From the listing below, pick out each line with the word "verres".

◆ Input material ◆
— Start —

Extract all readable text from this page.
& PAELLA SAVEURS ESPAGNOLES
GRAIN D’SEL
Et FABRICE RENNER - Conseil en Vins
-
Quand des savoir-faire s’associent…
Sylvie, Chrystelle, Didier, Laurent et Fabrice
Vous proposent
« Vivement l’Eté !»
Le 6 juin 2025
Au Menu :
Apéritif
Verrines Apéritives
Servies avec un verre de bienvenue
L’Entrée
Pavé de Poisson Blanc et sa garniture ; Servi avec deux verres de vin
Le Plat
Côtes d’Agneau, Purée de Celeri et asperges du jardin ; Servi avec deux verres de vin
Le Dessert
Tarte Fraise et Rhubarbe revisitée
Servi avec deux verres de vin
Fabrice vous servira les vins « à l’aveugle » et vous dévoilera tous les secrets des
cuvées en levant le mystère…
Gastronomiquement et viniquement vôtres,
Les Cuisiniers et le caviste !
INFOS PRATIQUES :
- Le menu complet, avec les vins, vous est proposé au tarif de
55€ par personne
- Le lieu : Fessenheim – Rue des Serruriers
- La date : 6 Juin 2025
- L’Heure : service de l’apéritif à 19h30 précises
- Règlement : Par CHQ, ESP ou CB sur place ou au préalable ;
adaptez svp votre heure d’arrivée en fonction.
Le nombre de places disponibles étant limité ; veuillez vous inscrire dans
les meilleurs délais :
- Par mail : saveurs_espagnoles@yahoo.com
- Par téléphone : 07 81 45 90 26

— End —

◆ Completed task ◆
Pavé de Poisson Blanc et sa garniture ; Servi avec deux verres de vin
Côtes d’Agneau, Purée de Celeri et asperges du jardin ; Servi avec deux verres de vin
Servi avec deux verres de vin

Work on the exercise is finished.